What the exercise asks: Repeat the listing word for word. No pictures belong in the copy.

(Stored entries)

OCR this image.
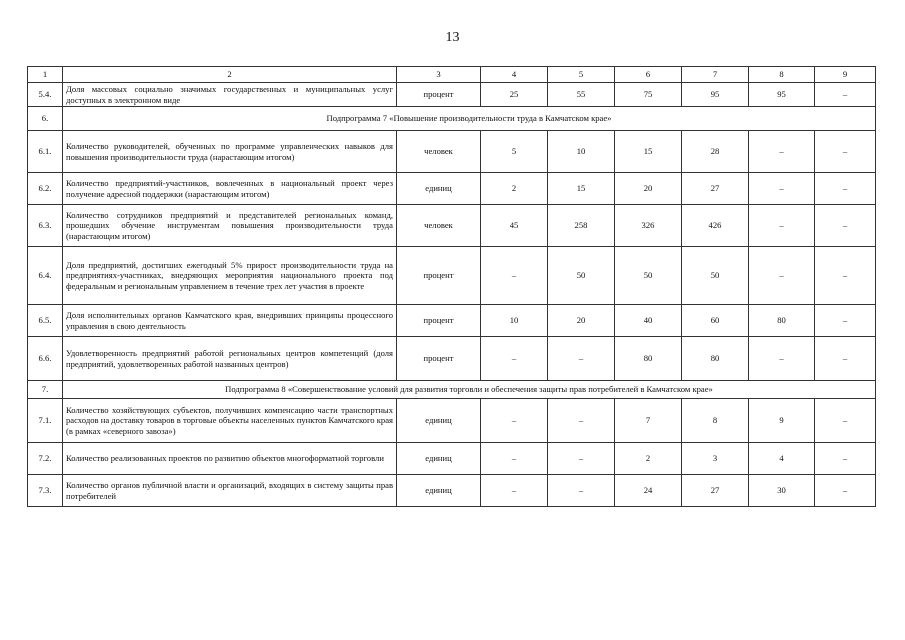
13
1	2	3	4	5	6	7	8	9
5.4.	Доля массовых социально значимых государственных и муниципальных услуг доступных в электронном виде	процент	25	55	75	95	95	–
6.	Подпрограмма 7 «Повышение производительности труда в Камчатском крае»							
6.1.	Количество руководителей, обученных по программе управленческих навыков для повышения производительности труда (нарастающим итогом)	человек	5	10	15	28	–	–
6.2.	Количество предприятий-участников, вовлеченных в национальный проект через получение адресной поддержки (нарастающим итогом)	единиц	2	15	20	27	–	–
6.3.	Количество сотрудников предприятий и представителей региональных команд, прошедших обучение инструментам повышения производительности труда (нарастающим итогом)	человек	45	258	326	426	–	–
6.4.	Доля предприятий, достигших ежегодный 5% прирост производительности труда на предприятиях-участниках, внедряющих мероприятия национального проекта под федеральным и региональным управлением в течение трех лет участия в проекте	процент	–	50	50	50	–	–
6.5.	Доля исполнительных органов Камчатского края, внедривших принципы процессного управления в свою деятельность	процент	10	20	40	60	80	–
6.6.	Удовлетворенность предприятий работой региональных центров компетенций (доля предприятий, удовлетворенных работой названных центров)	процент	–	–	80	80	–	–
7.	Подпрограмма 8 «Совершенствование условий для развития торговли и обеспечения защиты прав потребителей в Камчатском крае»							
7.1.	Количество хозяйствующих субъектов, получивших компенсацию части транспортных расходов на доставку товаров в торговые объекты населенных пунктов Камчатского края (в рамках «северного завоза»)	единиц	–	–	7	8	9	–
7.2.	Количество реализованных проектов по развитию объектов многоформатной торговли	единиц	–	–	2	3	4	–
7.3.	Количество органов публичной власти и организаций, входящих в систему защиты прав потребителей	единиц	–	–	24	27	30	–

Exercise output:
OCR this image.
13
1	2	3	4	5	6	7	8	9
5.4.	Доля массовых социально значимых государственных и муниципальных услуг доступных в электронном виде	процент	25	55	75	95	95	–
6.	Подпрограмма 7 «Повышение производительности труда в Камчатском крае»							
6.1.	Количество руководителей, обученных по программе управленческих навыков для повышения производительности труда (нарастающим итогом)	человек	5	10	15	28	–	–
6.2.	Количество предприятий-участников, вовлеченных в национальный проект через получение адресной поддержки (нарастающим итогом)	единиц	2	15	20	27	–	–
6.3.	Количество сотрудников предприятий и представителей региональных команд, прошедших обучение инструментам повышения производительности труда (нарастающим итогом)	человек	45	258	326	426	–	–
6.4.	Доля предприятий, достигших ежегодный 5% прирост производительности труда на предприятиях-участниках, внедряющих мероприятия национального проекта под федеральным и региональным управлением в течение трех лет участия в проекте	процент	–	50	50	50	–	–
6.5.	Доля исполнительных органов Камчатского края, внедривших принципы процессного управления в свою деятельность	процент	10	20	40	60	80	–
6.6.	Удовлетворенность предприятий работой региональных центров компетенций (доля предприятий, удовлетворенных работой названных центров)	процент	–	–	80	80	–	–
7.	Подпрограмма 8 «Совершенствование условий для развития торговли и обеспечения защиты прав потребителей в Камчатском крае»							
7.1.	Количество хозяйствующих субъектов, получивших компенсацию части транспортных расходов на доставку товаров в торговые объекты населенных пунктов Камчатского края (в рамках «северного завоза»)	единиц	–	–	7	8	9	–
7.2.	Количество реализованных проектов по развитию объектов многоформатной торговли	единиц	–	–	2	3	4	–
7.3.	Количество органов публичной власти и организаций, входящих в систему защиты прав потребителей	единиц	–	–	24	27	30	–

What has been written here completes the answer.